Saved data entries —
>> start
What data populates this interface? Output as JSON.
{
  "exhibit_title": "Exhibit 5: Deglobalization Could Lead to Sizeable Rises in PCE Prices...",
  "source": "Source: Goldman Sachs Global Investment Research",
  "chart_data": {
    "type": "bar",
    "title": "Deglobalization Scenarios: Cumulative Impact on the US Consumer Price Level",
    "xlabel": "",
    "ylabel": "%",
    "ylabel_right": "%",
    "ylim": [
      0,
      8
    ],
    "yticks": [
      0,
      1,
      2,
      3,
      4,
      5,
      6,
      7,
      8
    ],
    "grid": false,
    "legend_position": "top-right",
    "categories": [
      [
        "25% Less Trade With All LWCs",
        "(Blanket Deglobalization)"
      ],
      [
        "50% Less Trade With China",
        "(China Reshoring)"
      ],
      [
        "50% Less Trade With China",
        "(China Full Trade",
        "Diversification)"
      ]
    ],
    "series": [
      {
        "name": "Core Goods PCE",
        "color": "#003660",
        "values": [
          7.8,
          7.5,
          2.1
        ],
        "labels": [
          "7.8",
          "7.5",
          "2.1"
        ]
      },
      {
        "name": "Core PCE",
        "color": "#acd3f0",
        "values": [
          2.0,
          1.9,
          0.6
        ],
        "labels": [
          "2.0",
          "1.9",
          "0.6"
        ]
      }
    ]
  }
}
>> end
Problem statement — All of the material must be reproduced exactly.

Finished answer —
What data populates this interface? Output as JSON.
{
  "exhibit_title": "Exhibit 5: Deglobalization Could Lead to Sizeable Rises in PCE Prices...",
  "source": "Source: Goldman Sachs Global Investment Research",
  "chart_data": {
    "type": "bar",
    "title": "Deglobalization Scenarios: Cumulative Impact on the US Consumer Price Level",
    "xlabel": "",
    "ylabel": "%",
    "ylabel_right": "%",
    "ylim": [
      0,
      8
    ],
    "yticks": [
      0,
      1,
      2,
      3,
      4,
      5,
      6,
      7,
      8
    ],
    "grid": false,
    "legend_position": "top-right",
    "categories": [
      [
        "25% Less Trade With All LWCs",
        "(Blanket Deglobalization)"
      ],
      [
        "50% Less Trade With China",
        "(China Reshoring)"
      ],
      [
        "50% Less Trade With China",
        "(China Full Trade",
        "Diversification)"
      ]
    ],
    "series": [
      {
        "name": "Core Goods PCE",
        "color": "#003660",
        "values": [
          7.8,
          7.5,
          2.1
        ],
        "labels": [
          "7.8",
          "7.5",
          "2.1"
        ]
      },
      {
        "name": "Core PCE",
        "color": "#acd3f0",
        "values": [
          2.0,
          1.9,
          0.6
        ],
        "labels": [
          "2.0",
          "1.9",
          "0.6"
        ]
      }
    ]
  }
}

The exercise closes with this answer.